• [Given data]:

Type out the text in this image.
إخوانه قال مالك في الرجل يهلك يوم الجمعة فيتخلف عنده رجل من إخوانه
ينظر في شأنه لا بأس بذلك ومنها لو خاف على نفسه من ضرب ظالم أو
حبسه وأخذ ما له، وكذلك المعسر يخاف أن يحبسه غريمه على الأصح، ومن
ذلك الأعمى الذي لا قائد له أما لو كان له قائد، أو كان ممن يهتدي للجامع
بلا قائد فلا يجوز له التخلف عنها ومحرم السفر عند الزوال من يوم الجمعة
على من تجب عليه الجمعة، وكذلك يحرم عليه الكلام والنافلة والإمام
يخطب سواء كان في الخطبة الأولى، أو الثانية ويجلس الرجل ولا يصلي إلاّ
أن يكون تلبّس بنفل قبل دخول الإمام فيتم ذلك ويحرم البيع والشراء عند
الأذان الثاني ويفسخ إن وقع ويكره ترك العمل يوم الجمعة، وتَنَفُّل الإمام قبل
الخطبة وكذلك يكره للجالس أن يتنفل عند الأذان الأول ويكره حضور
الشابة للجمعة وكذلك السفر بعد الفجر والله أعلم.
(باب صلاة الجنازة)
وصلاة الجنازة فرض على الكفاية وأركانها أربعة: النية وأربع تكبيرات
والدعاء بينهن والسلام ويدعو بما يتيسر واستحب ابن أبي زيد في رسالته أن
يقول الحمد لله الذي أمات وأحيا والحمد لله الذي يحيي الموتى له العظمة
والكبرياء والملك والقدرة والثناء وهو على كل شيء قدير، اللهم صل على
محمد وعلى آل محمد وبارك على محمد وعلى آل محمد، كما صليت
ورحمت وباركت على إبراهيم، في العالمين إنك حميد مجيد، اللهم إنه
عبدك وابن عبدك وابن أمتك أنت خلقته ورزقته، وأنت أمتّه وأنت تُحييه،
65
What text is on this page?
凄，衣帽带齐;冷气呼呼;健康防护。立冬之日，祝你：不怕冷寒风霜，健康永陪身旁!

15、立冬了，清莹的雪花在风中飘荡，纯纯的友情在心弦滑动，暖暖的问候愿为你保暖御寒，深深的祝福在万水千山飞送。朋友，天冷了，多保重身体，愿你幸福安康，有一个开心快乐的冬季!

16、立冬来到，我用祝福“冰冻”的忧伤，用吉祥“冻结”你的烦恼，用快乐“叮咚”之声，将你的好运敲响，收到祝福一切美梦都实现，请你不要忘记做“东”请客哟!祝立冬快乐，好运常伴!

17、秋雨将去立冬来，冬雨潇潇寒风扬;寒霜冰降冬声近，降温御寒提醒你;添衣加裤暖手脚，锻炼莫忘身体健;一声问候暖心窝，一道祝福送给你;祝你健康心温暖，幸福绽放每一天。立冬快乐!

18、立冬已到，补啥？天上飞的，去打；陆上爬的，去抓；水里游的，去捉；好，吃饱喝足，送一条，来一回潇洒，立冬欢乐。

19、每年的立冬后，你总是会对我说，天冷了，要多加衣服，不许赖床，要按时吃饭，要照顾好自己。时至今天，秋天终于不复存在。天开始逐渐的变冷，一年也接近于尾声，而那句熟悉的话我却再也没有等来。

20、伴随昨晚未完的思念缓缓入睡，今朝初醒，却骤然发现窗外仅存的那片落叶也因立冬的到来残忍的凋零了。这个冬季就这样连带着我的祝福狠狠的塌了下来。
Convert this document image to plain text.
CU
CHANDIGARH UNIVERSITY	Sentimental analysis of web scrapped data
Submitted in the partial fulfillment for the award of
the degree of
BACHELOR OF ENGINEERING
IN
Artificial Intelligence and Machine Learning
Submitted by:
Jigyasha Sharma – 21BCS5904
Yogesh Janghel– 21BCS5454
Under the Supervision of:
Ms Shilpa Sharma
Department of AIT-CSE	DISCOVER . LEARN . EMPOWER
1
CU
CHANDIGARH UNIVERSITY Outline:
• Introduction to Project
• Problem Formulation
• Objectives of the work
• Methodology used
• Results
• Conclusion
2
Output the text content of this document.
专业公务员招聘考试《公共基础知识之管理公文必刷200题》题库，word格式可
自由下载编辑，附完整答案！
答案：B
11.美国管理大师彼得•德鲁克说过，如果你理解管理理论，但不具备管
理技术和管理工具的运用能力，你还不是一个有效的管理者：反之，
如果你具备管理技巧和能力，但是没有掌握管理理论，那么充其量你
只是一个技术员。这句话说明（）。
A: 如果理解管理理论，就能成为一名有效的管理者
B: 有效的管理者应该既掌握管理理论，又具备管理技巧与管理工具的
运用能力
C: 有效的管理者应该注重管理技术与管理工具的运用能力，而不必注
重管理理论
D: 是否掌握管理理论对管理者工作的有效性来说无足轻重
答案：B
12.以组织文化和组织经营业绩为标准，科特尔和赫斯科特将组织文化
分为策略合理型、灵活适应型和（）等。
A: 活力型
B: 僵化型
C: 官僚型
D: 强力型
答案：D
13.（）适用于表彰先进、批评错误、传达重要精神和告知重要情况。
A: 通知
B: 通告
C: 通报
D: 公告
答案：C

• [Task instructions]: Set down, unchanged, the line that contains "Convert this document image to plain text." together with every later line in the records, through the last one.

• [Task solution]:
Convert this document image to plain text.
CU
CHANDIGARH UNIVERSITY	Sentimental analysis of web scrapped data
Submitted in the partial fulfillment for the award of
the degree of
BACHELOR OF ENGINEERING
IN
Artificial Intelligence and Machine Learning
Submitted by:
Jigyasha Sharma – 21BCS5904
Yogesh Janghel– 21BCS5454
Under the Supervision of:
Ms Shilpa Sharma
Department of AIT-CSE	DISCOVER . LEARN . EMPOWER
1
CU
CHANDIGARH UNIVERSITY Outline:
• Introduction to Project
• Problem Formulation
• Objectives of the work
• Methodology used
• Results
• Conclusion
2
Output the text content of this document.
专业公务员招聘考试《公共基础知识之管理公文必刷200题》题库，word格式可
自由下载编辑，附完整答案！
答案：B
11.美国管理大师彼得•德鲁克说过，如果你理解管理理论，但不具备管
理技术和管理工具的运用能力，你还不是一个有效的管理者：反之，
如果你具备管理技巧和能力，但是没有掌握管理理论，那么充其量你
只是一个技术员。这句话说明（）。
A: 如果理解管理理论，就能成为一名有效的管理者
B: 有效的管理者应该既掌握管理理论，又具备管理技巧与管理工具的
运用能力
C: 有效的管理者应该注重管理技术与管理工具的运用能力，而不必注
重管理理论
D: 是否掌握管理理论对管理者工作的有效性来说无足轻重
答案：B
12.以组织文化和组织经营业绩为标准，科特尔和赫斯科特将组织文化
分为策略合理型、灵活适应型和（）等。
A: 活力型
B: 僵化型
C: 官僚型
D: 强力型
答案：D
13.（）适用于表彰先进、批评错误、传达重要精神和告知重要情况。
A: 通知
B: 通告
C: 通报
D: 公告
答案：C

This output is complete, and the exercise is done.